[DATASET RECORDS]
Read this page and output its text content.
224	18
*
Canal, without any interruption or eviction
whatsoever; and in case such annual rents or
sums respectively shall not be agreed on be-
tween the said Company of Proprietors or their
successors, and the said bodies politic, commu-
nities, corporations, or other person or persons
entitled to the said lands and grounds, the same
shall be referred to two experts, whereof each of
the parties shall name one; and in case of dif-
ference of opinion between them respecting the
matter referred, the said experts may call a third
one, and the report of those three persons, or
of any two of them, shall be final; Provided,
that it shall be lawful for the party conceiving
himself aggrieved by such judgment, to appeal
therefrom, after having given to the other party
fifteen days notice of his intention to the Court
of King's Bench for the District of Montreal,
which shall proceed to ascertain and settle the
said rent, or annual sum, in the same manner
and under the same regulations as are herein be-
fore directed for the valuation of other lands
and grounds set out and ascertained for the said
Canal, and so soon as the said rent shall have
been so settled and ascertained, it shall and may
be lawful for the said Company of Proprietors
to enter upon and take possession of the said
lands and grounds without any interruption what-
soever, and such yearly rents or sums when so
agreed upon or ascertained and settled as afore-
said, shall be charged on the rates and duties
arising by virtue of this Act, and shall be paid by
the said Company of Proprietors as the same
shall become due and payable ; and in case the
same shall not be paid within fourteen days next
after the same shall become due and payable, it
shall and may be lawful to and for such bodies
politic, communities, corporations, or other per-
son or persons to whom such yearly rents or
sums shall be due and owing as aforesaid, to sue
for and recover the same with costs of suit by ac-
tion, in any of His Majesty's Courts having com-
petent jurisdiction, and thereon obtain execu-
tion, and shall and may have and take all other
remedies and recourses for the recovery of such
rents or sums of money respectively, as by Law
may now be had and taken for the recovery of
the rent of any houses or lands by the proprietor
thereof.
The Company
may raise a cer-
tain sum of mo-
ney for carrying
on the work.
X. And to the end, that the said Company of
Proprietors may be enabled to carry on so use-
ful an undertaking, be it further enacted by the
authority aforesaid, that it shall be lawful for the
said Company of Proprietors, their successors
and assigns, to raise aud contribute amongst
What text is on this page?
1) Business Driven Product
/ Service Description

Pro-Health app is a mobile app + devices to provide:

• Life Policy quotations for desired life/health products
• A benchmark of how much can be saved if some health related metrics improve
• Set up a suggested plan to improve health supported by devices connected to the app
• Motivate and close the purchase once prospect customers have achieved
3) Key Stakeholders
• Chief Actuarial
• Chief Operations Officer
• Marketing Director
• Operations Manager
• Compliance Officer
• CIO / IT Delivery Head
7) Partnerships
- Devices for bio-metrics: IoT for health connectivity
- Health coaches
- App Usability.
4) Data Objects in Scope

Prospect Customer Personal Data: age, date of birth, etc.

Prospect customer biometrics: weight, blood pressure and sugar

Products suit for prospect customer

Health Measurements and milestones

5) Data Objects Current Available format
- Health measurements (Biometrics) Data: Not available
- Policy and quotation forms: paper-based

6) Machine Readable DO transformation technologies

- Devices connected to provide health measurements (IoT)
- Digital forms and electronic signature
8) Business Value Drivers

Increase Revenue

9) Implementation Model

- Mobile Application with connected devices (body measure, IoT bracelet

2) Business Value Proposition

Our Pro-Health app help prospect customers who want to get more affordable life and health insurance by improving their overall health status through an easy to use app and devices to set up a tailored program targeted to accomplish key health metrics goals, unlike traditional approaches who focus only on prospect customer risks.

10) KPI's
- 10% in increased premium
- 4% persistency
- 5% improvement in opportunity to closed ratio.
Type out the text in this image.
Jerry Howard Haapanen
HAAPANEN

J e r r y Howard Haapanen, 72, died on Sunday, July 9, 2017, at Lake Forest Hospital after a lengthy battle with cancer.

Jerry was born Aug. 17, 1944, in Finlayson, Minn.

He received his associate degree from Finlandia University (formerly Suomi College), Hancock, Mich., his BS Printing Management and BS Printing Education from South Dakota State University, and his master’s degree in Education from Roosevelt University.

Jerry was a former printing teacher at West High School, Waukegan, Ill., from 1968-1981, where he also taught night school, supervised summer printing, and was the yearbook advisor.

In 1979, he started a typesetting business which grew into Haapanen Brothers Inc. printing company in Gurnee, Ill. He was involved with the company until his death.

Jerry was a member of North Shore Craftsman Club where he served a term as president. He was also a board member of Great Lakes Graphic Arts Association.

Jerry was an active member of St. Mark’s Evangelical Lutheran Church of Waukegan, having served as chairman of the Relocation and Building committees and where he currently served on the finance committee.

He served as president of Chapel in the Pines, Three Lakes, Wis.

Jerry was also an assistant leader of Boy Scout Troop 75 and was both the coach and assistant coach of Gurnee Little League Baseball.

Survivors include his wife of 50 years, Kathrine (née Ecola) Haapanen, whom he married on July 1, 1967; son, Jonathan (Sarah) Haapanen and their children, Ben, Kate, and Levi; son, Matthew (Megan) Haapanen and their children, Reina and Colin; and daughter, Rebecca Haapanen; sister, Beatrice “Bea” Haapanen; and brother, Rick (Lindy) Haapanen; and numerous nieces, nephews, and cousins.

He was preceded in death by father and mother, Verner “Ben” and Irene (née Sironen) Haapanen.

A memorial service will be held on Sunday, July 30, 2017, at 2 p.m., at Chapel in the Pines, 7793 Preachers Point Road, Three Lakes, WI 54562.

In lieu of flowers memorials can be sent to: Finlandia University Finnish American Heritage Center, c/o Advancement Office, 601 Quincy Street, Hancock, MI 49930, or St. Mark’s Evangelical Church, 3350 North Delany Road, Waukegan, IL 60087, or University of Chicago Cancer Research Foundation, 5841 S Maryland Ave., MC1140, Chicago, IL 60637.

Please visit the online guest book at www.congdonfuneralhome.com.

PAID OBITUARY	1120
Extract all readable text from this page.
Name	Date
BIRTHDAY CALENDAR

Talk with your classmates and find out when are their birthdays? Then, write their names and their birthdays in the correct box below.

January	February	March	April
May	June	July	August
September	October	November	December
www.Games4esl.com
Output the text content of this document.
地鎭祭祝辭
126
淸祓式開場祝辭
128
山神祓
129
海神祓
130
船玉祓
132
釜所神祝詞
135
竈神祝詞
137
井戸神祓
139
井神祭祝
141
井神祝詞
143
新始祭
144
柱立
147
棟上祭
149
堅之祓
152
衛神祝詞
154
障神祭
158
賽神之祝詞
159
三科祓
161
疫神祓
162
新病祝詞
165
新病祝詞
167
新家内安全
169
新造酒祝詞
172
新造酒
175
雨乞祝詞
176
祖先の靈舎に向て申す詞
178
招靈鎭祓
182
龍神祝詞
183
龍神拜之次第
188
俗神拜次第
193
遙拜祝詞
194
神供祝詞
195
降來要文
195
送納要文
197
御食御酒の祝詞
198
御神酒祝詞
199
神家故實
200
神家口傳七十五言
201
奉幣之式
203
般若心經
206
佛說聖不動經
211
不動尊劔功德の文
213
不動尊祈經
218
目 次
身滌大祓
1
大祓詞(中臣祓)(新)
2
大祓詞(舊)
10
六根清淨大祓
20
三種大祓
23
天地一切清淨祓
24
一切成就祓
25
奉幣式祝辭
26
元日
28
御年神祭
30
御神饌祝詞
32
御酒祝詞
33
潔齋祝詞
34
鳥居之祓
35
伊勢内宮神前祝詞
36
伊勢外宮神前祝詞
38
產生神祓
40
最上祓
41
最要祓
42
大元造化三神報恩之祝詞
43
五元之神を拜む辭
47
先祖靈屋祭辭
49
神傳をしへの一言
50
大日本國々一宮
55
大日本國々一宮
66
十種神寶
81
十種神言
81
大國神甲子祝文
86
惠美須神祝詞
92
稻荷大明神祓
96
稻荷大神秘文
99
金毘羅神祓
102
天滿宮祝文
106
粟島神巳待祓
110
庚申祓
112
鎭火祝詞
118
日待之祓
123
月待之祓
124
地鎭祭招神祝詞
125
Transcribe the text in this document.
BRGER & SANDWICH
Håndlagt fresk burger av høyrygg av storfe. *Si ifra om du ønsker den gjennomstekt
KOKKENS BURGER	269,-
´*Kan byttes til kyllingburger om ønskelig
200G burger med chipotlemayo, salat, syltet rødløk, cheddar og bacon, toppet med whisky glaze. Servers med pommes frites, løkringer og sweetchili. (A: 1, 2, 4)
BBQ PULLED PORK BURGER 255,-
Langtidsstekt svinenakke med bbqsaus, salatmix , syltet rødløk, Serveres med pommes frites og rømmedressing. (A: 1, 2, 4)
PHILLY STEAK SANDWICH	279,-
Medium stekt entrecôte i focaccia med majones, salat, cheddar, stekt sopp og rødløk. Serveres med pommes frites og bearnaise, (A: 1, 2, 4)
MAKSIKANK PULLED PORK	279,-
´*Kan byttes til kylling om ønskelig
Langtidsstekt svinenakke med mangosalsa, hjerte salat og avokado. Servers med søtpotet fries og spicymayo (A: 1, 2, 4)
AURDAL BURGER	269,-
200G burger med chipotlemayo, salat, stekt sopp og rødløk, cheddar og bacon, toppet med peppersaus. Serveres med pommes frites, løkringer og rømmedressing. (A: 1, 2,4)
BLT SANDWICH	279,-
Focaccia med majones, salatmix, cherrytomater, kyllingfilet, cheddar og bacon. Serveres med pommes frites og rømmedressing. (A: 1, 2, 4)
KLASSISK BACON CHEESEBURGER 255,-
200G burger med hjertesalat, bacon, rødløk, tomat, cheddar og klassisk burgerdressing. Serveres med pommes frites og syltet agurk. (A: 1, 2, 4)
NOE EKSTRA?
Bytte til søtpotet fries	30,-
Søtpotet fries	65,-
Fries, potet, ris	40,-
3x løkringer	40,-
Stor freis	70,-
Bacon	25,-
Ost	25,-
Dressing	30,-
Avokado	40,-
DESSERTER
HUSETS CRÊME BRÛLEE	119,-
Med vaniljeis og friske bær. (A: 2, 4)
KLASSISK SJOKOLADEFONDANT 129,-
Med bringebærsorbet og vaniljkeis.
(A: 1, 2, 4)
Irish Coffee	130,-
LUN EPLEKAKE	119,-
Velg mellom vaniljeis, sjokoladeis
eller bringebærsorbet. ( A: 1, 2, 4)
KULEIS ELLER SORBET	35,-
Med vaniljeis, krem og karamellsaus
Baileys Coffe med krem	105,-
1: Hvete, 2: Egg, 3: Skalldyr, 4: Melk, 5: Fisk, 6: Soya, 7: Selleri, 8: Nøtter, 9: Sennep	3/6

[YOUR GOAL] Take every line from the data above that holds "Value" and copy it out.

[COMPLETED EXERCISE]
8) Business Value Drivers
2) Business Value Proposition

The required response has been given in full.